- **Task to carry out**: Rename "Point" to "Data point" wherever it occurs in the data below, and reproduce every line with nothing else altered.

=====

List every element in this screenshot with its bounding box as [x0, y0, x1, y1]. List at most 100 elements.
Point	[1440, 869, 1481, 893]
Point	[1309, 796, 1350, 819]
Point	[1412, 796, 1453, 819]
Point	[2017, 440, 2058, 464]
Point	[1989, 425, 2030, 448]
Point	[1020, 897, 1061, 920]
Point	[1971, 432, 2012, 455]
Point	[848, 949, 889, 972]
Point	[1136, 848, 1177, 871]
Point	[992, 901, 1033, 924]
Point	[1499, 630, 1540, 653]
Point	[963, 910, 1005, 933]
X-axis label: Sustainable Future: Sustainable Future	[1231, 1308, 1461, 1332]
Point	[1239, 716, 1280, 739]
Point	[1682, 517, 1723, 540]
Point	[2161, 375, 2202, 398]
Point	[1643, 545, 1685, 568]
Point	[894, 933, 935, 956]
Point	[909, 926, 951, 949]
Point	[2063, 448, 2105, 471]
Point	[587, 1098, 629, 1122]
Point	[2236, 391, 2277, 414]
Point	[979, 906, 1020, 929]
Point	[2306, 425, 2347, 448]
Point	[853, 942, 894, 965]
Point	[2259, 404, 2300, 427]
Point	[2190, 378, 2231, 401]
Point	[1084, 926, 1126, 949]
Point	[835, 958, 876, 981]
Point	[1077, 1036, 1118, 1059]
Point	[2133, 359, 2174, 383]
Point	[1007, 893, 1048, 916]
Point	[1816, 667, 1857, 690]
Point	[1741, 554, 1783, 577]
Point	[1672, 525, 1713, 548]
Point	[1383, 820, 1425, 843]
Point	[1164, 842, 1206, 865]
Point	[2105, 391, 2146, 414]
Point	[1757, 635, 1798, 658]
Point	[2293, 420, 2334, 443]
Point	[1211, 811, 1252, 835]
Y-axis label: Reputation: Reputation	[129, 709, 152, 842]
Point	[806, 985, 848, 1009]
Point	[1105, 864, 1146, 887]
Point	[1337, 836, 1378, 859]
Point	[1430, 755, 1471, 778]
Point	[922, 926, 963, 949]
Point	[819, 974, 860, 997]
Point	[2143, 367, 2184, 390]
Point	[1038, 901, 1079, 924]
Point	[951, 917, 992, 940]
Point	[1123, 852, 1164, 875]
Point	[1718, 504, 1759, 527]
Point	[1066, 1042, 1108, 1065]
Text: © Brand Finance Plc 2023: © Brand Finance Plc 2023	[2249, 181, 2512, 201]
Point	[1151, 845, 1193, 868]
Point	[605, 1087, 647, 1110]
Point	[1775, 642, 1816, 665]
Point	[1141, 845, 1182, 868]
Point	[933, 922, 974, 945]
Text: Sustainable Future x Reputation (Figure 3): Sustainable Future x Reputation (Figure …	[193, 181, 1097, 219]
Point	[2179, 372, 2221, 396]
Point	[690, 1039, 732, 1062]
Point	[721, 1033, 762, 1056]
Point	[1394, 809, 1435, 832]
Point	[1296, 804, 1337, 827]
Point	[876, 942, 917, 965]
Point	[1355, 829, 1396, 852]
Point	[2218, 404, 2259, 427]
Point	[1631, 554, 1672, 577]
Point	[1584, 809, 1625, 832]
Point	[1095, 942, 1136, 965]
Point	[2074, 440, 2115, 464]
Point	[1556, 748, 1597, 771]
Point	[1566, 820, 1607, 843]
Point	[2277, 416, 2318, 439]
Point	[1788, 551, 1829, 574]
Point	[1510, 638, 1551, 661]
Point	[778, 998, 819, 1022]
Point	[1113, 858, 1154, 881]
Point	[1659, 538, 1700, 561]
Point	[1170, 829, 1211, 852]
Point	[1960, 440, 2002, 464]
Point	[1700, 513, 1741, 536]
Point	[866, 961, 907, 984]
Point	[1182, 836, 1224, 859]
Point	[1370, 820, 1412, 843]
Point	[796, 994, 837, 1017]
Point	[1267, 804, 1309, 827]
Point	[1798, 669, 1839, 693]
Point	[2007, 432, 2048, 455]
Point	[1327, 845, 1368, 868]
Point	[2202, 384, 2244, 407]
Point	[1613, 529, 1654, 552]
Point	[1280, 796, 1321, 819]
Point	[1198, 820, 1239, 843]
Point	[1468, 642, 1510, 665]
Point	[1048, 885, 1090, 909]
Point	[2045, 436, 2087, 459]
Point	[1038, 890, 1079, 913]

=====

- **Completed exercise**:
List every element in this screenshot with its bounding box as [x0, y0, x1, y1]. List at most 100 elements.
Data point	[1440, 869, 1481, 893]
Data point	[1309, 796, 1350, 819]
Data point	[1412, 796, 1453, 819]
Data point	[2017, 440, 2058, 464]
Data point	[1989, 425, 2030, 448]
Data point	[1020, 897, 1061, 920]
Data point	[1971, 432, 2012, 455]
Data point	[848, 949, 889, 972]
Data point	[1136, 848, 1177, 871]
Data point	[992, 901, 1033, 924]
Data point	[1499, 630, 1540, 653]
Data point	[963, 910, 1005, 933]
X-axis label: Sustainable Future: Sustainable Future	[1231, 1308, 1461, 1332]
Data point	[1239, 716, 1280, 739]
Data point	[1682, 517, 1723, 540]
Data point	[2161, 375, 2202, 398]
Data point	[1643, 545, 1685, 568]
Data point	[894, 933, 935, 956]
Data point	[909, 926, 951, 949]
Data point	[2063, 448, 2105, 471]
Data point	[587, 1098, 629, 1122]
Data point	[2236, 391, 2277, 414]
Data point	[979, 906, 1020, 929]
Data point	[2306, 425, 2347, 448]
Data point	[853, 942, 894, 965]
Data point	[2259, 404, 2300, 427]
Data point	[2190, 378, 2231, 401]
Data point	[1084, 926, 1126, 949]
Data point	[835, 958, 876, 981]
Data point	[1077, 1036, 1118, 1059]
Data point	[2133, 359, 2174, 383]
Data point	[1007, 893, 1048, 916]
Data point	[1816, 667, 1857, 690]
Data point	[1741, 554, 1783, 577]
Data point	[1672, 525, 1713, 548]
Data point	[1383, 820, 1425, 843]
Data point	[1164, 842, 1206, 865]
Data point	[2105, 391, 2146, 414]
Data point	[1757, 635, 1798, 658]
Data point	[2293, 420, 2334, 443]
Data point	[1211, 811, 1252, 835]
Y-axis label: Reputation: Reputation	[129, 709, 152, 842]
Data point	[806, 985, 848, 1009]
Data point	[1105, 864, 1146, 887]
Data point	[1337, 836, 1378, 859]
Data point	[1430, 755, 1471, 778]
Data point	[922, 926, 963, 949]
Data point	[819, 974, 860, 997]
Data point	[2143, 367, 2184, 390]
Data point	[1038, 901, 1079, 924]
Data point	[951, 917, 992, 940]
Data point	[1123, 852, 1164, 875]
Data point	[1718, 504, 1759, 527]
Data point	[1066, 1042, 1108, 1065]
Text: © Brand Finance Plc 2023: © Brand Finance Plc 2023	[2249, 181, 2512, 201]
Data point	[1151, 845, 1193, 868]
Data point	[605, 1087, 647, 1110]
Data point	[1775, 642, 1816, 665]
Data point	[1141, 845, 1182, 868]
Data point	[933, 922, 974, 945]
Text: Sustainable Future x Reputation (Figure 3): Sustainable Future x Reputation (Figure …	[193, 181, 1097, 219]
Data point	[2179, 372, 2221, 396]
Data point	[690, 1039, 732, 1062]
Data point	[721, 1033, 762, 1056]
Data point	[1394, 809, 1435, 832]
Data point	[1296, 804, 1337, 827]
Data point	[876, 942, 917, 965]
Data point	[1355, 829, 1396, 852]
Data point	[2218, 404, 2259, 427]
Data point	[1631, 554, 1672, 577]
Data point	[1584, 809, 1625, 832]
Data point	[1095, 942, 1136, 965]
Data point	[2074, 440, 2115, 464]
Data point	[1556, 748, 1597, 771]
Data point	[1566, 820, 1607, 843]
Data point	[2277, 416, 2318, 439]
Data point	[1788, 551, 1829, 574]
Data point	[1510, 638, 1551, 661]
Data point	[778, 998, 819, 1022]
Data point	[1113, 858, 1154, 881]
Data point	[1659, 538, 1700, 561]
Data point	[1170, 829, 1211, 852]
Data point	[1960, 440, 2002, 464]
Data point	[1700, 513, 1741, 536]
Data point	[866, 961, 907, 984]
Data point	[1182, 836, 1224, 859]
Data point	[1370, 820, 1412, 843]
Data point	[796, 994, 837, 1017]
Data point	[1267, 804, 1309, 827]
Data point	[1798, 669, 1839, 693]
Data point	[2007, 432, 2048, 455]
Data point	[1327, 845, 1368, 868]
Data point	[2202, 384, 2244, 407]
Data point	[1613, 529, 1654, 552]
Data point	[1280, 796, 1321, 819]
Data point	[1198, 820, 1239, 843]
Data point	[1468, 642, 1510, 665]
Data point	[1048, 885, 1090, 909]
Data point	[2045, 436, 2087, 459]
Data point	[1038, 890, 1079, 913]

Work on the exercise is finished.